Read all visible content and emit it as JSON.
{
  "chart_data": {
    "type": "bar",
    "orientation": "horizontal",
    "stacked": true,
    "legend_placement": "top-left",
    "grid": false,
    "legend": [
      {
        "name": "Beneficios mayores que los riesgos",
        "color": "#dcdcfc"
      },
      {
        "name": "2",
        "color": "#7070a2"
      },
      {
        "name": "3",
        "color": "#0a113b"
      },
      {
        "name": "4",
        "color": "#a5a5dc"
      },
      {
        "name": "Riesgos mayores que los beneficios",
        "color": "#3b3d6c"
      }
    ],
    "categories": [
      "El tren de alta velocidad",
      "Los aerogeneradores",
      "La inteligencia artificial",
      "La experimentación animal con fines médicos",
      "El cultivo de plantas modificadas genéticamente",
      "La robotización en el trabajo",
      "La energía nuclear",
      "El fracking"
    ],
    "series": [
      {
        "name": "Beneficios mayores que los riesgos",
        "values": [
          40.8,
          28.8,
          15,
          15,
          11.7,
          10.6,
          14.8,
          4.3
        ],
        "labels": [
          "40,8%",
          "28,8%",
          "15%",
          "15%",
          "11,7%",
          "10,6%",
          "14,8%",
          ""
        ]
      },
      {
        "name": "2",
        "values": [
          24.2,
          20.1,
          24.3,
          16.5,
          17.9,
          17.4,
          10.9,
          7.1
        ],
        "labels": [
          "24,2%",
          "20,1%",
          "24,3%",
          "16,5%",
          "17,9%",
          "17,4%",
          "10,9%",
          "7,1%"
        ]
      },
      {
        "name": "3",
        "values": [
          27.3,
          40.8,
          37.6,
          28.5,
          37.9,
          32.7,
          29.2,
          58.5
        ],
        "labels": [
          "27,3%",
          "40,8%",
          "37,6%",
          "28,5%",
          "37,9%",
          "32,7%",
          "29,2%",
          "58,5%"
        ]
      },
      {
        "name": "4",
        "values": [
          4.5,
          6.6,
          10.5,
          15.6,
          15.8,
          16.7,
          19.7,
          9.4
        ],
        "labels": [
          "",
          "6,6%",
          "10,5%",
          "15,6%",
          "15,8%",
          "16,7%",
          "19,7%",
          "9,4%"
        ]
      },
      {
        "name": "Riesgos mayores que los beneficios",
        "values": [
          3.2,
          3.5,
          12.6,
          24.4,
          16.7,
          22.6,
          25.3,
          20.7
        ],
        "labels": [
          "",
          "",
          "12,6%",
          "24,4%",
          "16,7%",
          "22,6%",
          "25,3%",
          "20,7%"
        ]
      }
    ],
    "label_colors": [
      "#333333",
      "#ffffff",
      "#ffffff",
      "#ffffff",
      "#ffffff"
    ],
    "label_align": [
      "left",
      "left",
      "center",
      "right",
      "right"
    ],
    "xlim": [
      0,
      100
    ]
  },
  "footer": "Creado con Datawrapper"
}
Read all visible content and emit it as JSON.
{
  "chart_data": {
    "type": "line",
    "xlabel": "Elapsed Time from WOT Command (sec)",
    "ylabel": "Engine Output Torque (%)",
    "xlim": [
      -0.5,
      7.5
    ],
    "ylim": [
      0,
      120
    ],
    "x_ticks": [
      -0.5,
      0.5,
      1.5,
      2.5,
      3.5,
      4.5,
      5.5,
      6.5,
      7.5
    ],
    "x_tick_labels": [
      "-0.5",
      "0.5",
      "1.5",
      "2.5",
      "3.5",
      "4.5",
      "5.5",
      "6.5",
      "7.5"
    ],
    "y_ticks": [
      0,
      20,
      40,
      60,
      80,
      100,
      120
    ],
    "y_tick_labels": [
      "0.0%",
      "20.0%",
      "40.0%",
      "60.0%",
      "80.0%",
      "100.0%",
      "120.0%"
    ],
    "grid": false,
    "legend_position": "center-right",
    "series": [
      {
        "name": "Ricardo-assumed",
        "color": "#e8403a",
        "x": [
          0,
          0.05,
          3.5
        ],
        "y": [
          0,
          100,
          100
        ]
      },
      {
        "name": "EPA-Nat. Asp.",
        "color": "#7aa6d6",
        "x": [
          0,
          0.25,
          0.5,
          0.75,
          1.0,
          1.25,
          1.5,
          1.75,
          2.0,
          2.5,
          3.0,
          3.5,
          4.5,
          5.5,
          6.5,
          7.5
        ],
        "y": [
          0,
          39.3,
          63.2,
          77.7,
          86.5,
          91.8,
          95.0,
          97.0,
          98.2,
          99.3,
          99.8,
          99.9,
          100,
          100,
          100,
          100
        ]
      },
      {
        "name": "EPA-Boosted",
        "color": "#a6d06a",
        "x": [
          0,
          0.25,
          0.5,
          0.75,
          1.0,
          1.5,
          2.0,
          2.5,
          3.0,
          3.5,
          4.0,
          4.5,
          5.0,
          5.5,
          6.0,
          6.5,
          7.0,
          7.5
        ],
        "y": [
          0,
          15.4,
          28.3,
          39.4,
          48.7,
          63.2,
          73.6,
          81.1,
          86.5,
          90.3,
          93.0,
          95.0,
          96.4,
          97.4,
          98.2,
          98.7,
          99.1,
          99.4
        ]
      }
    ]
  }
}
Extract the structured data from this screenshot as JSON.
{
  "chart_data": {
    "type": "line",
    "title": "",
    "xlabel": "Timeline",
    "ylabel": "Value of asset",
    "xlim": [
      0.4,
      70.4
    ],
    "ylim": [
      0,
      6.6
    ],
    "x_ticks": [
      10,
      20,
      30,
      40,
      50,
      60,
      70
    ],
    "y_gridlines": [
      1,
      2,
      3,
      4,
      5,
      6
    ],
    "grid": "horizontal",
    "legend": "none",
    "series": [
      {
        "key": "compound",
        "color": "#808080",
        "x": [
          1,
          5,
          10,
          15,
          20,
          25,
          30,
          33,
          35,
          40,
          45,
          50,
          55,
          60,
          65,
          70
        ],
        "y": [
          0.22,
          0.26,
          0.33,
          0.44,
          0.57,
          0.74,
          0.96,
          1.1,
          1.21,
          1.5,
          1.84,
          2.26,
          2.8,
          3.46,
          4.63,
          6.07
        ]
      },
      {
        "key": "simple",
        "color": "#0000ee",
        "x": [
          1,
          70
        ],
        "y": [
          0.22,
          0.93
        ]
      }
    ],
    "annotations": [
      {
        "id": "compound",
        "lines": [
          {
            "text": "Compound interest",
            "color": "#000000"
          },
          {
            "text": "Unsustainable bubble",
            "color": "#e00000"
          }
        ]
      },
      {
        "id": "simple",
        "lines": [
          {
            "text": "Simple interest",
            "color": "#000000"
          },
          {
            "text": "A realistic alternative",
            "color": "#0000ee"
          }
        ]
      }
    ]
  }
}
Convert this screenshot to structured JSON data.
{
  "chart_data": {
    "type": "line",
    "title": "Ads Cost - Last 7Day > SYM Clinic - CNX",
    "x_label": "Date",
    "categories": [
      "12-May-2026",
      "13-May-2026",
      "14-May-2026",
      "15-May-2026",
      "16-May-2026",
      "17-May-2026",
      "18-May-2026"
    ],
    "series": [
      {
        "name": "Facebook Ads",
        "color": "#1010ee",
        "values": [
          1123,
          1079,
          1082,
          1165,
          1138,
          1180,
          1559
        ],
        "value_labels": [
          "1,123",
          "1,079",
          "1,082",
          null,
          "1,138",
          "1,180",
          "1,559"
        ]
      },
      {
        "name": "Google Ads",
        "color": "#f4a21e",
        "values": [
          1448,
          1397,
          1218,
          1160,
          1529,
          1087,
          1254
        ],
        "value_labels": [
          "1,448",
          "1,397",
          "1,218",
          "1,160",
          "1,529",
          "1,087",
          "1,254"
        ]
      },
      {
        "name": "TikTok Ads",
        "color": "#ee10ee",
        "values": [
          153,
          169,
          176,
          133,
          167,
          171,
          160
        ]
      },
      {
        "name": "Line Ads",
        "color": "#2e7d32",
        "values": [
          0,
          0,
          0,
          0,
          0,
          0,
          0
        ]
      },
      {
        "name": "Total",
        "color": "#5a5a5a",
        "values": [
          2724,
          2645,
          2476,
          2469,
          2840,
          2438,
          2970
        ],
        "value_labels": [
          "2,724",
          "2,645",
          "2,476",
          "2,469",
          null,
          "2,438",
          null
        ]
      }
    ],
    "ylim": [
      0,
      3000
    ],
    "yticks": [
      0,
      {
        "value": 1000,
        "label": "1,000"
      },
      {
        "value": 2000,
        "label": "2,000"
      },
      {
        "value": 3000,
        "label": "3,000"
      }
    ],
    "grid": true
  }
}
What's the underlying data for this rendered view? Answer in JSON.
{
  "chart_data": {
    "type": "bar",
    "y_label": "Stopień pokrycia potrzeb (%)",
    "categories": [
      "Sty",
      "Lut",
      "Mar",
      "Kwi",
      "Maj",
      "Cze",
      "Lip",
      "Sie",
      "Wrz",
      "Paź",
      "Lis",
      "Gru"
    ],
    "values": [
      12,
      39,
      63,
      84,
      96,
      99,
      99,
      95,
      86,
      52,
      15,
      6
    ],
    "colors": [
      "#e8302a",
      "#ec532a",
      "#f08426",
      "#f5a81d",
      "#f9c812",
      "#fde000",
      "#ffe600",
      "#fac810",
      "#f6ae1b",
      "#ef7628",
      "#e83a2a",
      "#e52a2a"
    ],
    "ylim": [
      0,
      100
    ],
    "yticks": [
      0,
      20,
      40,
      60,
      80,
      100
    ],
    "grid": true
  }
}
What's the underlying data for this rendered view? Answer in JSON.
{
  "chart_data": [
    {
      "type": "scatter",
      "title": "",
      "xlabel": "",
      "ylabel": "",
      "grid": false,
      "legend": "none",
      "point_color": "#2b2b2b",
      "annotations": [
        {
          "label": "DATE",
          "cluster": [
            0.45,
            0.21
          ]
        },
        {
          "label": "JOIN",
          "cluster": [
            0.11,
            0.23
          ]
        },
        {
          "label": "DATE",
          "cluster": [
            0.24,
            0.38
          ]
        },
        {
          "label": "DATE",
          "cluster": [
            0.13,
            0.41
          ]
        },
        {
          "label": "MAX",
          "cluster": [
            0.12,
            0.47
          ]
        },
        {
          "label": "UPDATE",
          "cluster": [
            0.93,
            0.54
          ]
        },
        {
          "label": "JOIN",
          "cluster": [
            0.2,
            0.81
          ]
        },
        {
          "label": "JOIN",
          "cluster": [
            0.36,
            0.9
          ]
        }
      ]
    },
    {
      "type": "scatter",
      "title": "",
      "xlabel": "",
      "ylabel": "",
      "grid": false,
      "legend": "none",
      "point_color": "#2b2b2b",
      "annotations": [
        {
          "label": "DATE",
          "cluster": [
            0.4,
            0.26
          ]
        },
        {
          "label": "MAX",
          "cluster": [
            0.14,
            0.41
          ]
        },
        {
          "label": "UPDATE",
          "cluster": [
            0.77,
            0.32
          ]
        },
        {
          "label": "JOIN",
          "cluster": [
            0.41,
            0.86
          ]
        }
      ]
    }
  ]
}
· · · · · · ·
*DESCRIPTION OF THE TASK*:
Which lines in the listing above hold the word "xlabel"? Show each of them.

*TASK OUTPUT*:
    "xlabel": "Elapsed Time from WOT Command (sec)",
    "xlabel": "Timeline",
      "xlabel": "",
      "xlabel": "",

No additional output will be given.